Material to process
***
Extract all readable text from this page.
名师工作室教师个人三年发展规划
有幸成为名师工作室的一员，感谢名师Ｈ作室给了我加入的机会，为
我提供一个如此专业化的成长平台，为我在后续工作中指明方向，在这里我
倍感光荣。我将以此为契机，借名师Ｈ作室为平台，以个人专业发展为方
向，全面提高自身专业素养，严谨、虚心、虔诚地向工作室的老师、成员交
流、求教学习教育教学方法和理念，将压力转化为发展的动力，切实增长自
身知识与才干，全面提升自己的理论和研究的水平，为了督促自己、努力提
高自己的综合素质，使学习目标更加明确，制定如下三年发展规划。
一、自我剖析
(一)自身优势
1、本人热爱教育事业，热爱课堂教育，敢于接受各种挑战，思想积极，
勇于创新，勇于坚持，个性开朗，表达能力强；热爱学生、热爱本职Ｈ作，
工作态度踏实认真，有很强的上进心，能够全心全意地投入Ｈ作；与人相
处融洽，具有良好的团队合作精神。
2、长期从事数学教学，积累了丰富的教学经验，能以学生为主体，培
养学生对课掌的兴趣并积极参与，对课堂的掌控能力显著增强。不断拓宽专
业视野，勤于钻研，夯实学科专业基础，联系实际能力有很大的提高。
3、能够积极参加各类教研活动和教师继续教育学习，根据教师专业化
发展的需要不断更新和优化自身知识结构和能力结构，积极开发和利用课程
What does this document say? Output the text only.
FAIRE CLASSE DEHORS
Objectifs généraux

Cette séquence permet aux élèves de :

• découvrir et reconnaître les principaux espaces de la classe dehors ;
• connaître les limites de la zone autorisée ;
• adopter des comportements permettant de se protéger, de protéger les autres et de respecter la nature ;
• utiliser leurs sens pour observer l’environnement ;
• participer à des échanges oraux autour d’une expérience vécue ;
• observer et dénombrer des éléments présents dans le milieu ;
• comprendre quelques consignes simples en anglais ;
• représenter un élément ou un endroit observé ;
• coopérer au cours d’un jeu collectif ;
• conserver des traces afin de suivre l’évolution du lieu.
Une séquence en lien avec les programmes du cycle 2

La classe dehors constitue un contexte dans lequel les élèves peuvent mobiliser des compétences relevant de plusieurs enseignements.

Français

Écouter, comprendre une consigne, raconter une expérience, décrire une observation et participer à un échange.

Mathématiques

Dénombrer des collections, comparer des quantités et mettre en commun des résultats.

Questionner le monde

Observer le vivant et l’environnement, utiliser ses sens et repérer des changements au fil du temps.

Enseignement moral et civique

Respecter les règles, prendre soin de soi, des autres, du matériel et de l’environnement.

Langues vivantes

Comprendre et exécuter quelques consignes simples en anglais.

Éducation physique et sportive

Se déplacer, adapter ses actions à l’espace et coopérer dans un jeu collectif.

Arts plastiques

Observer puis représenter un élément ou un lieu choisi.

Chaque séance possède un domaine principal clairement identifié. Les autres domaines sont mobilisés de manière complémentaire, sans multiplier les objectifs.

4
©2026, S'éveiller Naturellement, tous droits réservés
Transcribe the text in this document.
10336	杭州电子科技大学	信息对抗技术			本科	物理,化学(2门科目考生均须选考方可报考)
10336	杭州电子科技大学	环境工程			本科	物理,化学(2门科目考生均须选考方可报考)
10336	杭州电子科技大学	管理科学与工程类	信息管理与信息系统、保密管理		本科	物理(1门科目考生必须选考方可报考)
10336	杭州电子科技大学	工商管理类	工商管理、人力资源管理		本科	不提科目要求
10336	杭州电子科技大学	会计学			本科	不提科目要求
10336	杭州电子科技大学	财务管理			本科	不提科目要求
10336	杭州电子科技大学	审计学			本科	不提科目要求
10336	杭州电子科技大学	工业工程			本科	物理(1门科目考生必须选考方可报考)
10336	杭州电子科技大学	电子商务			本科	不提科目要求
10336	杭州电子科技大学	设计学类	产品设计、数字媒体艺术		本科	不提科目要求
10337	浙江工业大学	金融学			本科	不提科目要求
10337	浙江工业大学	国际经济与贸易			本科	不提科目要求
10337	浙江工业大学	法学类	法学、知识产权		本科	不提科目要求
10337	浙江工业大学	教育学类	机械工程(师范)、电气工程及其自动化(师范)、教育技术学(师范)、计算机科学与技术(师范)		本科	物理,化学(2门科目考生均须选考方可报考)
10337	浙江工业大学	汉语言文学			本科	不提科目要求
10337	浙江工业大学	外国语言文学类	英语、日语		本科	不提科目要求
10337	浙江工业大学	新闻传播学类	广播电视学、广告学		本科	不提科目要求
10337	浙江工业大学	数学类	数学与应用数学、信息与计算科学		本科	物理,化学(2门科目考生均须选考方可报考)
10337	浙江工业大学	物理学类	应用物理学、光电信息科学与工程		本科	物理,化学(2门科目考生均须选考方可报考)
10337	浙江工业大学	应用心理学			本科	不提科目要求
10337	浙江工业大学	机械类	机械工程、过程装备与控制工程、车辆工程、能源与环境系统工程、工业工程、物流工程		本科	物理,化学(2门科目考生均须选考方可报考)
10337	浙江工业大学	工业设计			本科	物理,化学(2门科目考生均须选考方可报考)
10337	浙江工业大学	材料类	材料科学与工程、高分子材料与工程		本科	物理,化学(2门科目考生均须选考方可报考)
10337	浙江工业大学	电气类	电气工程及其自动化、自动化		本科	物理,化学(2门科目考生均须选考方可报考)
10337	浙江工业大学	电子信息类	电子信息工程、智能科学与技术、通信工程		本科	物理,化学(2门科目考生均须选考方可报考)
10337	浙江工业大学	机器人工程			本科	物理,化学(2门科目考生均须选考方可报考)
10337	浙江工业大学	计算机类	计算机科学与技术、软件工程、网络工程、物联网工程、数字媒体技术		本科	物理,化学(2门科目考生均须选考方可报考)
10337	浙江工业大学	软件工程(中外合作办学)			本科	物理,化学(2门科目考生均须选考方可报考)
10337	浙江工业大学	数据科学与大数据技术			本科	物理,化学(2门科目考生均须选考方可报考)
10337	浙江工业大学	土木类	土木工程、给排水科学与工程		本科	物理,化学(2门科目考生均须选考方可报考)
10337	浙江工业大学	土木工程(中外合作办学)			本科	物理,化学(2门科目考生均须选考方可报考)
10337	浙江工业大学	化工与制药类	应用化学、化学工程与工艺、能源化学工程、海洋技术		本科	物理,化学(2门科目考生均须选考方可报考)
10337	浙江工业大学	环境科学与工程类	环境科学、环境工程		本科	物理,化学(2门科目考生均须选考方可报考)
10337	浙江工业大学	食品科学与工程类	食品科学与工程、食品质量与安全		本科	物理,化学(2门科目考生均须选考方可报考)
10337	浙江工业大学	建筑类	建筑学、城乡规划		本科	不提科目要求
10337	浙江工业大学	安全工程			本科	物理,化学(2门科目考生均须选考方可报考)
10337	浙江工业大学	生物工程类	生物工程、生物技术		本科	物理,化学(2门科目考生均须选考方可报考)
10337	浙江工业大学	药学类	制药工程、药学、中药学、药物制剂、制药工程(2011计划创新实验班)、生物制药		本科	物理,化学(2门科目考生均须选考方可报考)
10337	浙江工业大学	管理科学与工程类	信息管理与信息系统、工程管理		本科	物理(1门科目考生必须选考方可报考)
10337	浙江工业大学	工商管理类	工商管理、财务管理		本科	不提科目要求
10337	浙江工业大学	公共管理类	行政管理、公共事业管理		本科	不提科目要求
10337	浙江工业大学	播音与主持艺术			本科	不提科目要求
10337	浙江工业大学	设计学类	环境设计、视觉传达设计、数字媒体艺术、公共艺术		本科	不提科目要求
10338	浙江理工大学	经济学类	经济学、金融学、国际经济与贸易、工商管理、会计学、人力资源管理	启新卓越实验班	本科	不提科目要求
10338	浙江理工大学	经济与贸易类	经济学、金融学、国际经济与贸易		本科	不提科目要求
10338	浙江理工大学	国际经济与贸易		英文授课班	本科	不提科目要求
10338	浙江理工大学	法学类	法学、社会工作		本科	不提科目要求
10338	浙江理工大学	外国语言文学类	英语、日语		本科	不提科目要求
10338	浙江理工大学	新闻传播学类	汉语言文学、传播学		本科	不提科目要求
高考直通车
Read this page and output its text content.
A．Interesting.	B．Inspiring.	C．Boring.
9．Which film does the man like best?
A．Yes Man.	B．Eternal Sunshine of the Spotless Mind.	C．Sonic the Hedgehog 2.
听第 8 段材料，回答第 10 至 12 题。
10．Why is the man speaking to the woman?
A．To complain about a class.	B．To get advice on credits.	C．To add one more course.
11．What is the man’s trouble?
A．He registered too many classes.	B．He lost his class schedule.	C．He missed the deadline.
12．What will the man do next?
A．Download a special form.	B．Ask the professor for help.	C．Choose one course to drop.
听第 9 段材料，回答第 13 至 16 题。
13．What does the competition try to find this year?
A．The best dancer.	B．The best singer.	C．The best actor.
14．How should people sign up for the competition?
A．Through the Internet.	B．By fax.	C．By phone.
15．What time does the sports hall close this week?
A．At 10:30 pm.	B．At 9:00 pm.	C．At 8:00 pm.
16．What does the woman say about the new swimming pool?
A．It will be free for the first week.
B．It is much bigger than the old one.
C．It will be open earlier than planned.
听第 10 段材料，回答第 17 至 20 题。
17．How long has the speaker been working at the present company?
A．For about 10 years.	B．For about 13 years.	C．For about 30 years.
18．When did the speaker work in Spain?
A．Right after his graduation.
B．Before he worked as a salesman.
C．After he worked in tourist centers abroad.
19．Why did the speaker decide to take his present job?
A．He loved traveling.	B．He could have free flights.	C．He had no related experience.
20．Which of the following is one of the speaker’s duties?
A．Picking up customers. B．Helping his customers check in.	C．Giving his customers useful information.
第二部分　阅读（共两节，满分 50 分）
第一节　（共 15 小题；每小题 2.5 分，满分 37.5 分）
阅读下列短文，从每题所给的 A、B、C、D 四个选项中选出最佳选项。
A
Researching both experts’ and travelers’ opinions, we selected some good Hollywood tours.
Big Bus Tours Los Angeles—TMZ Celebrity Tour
***
Pick out and copy the lines of the entries that hold the string "competition".

13．What does the competition try to find this year?
14．How should people sign up for the competition?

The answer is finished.